#### SUPPLIED INFORMATION

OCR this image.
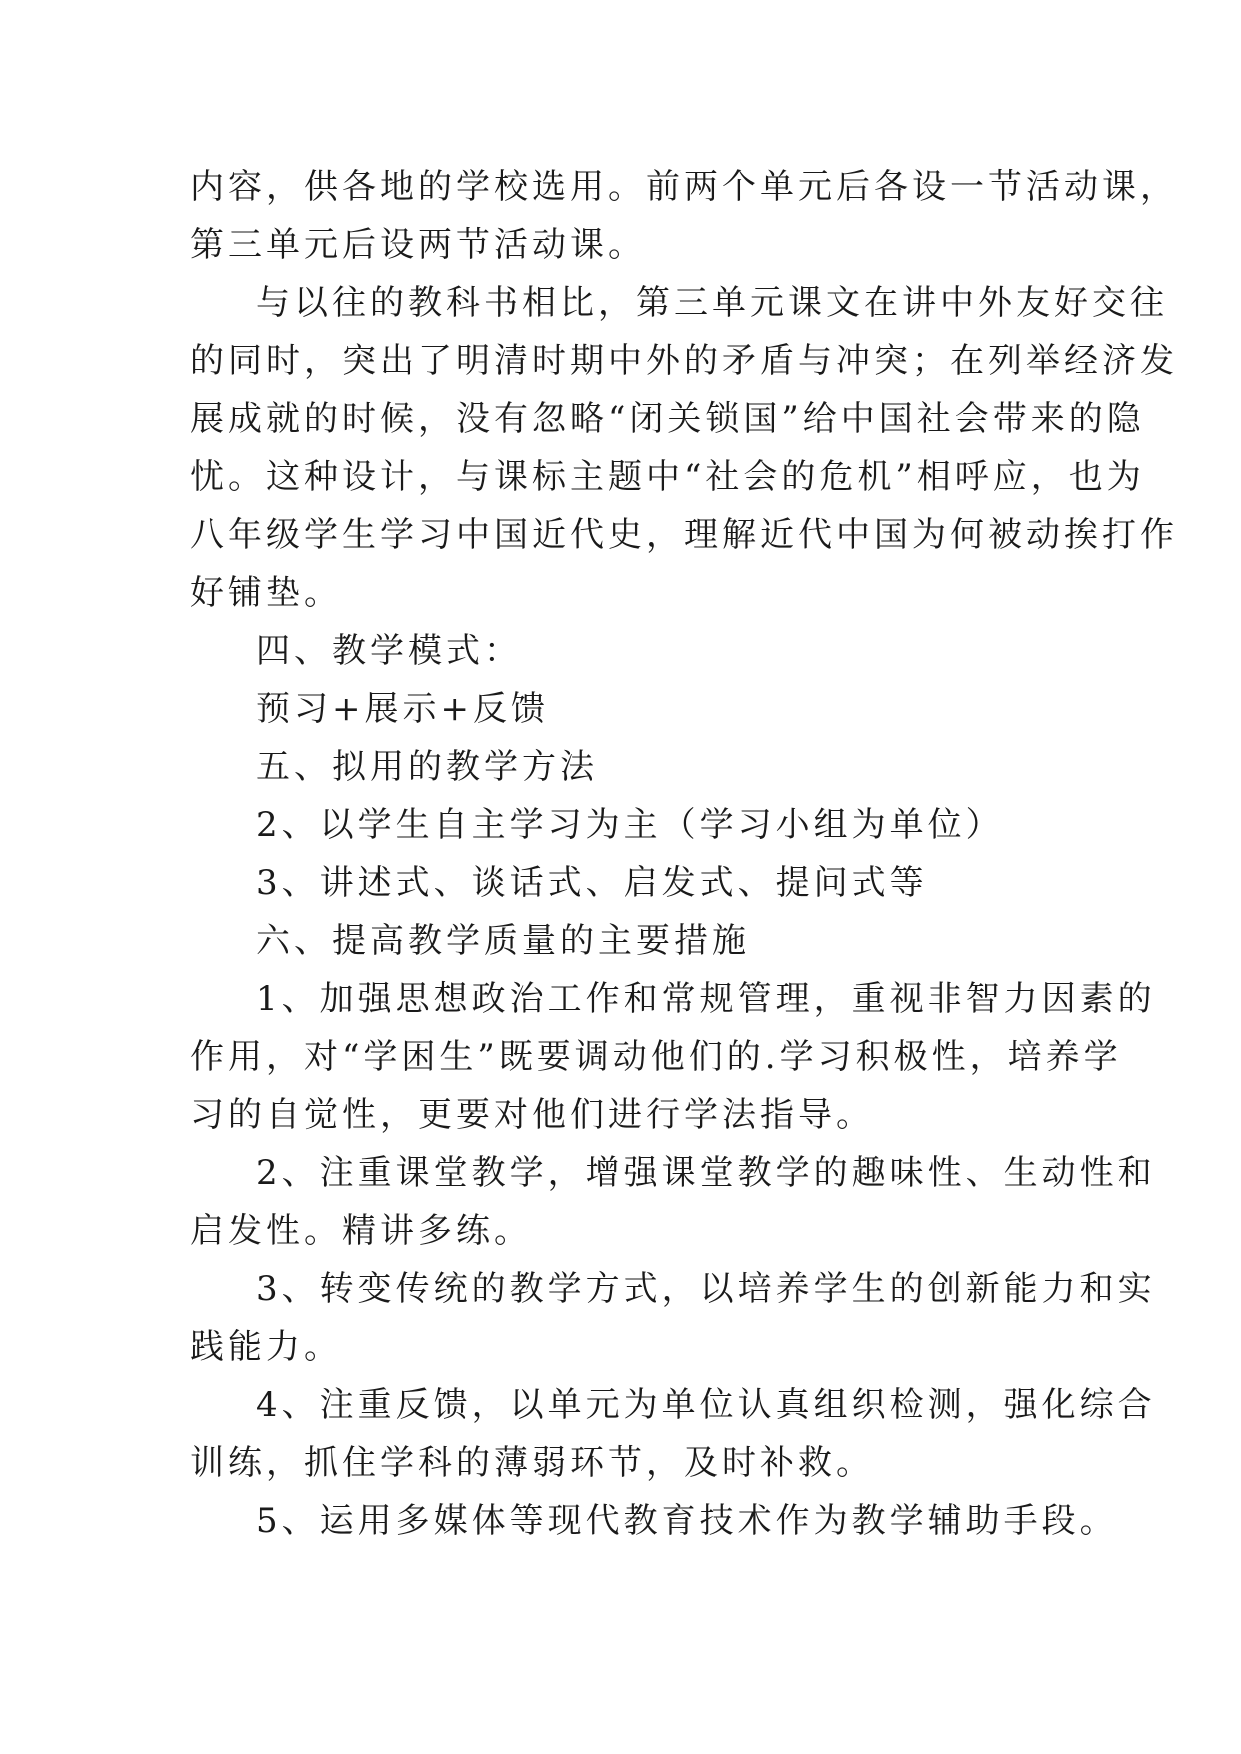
内容，供各地的学校选用。前两个单元后各设一节活动课，
第三单元后设两节活动课。
与以往的教科书相比，第三单元课文在讲中外友好交往
的同时，突出了明清时期中外的矛盾与冲突；在列举经济发
展成就的时候，没有忽略“闭关锁国”给中国社会带来的隐
忧。这种设计，与课标主题中“社会的危机”相呼应，也为
八年级学生学习中国近代史，理解近代中国为何被动挨打作
好铺垫。
四、教学模式：
预习+展示+反馈
五、拟用的教学方法
2、以学生自主学习为主（学习小组为单位）
3、讲述式、谈话式、启发式、提问式等
六、提高教学质量的主要措施
1、加强思想政治工作和常规管理，重视非智力因素的
作用，对“学困生”既要调动他们的.学习积极性，培养学
习的自觉性，更要对他们进行学法指导。
2、注重课堂教学，增强课堂教学的趣味性、生动性和
启发性。精讲多练。
3、转变传统的教学方式，以培养学生的创新能力和实
践能力。
4、注重反馈，以单元为单位认真组织检测，强化综合
训练，抓住学科的薄弱环节，及时补救。
5、运用多媒体等现代教育技术作为教学辅助手段。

########

Leave out the pictures and output the rest of the material exactly as written.

OCR this image.
内容，供各地的学校选用。前两个单元后各设一节活动课，
第三单元后设两节活动课。
与以往的教科书相比，第三单元课文在讲中外友好交往
的同时，突出了明清时期中外的矛盾与冲突；在列举经济发
展成就的时候，没有忽略“闭关锁国”给中国社会带来的隐
忧。这种设计，与课标主题中“社会的危机”相呼应，也为
八年级学生学习中国近代史，理解近代中国为何被动挨打作
好铺垫。
四、教学模式：
预习+展示+反馈
五、拟用的教学方法
2、以学生自主学习为主（学习小组为单位）
3、讲述式、谈话式、启发式、提问式等
六、提高教学质量的主要措施
1、加强思想政治工作和常规管理，重视非智力因素的
作用，对“学困生”既要调动他们的.学习积极性，培养学
习的自觉性，更要对他们进行学法指导。
2、注重课堂教学，增强课堂教学的趣味性、生动性和
启发性。精讲多练。
3、转变传统的教学方式，以培养学生的创新能力和实
践能力。
4、注重反馈，以单元为单位认真组织检测，强化综合
训练，抓住学科的薄弱环节，及时补救。
5、运用多媒体等现代教育技术作为教学辅助手段。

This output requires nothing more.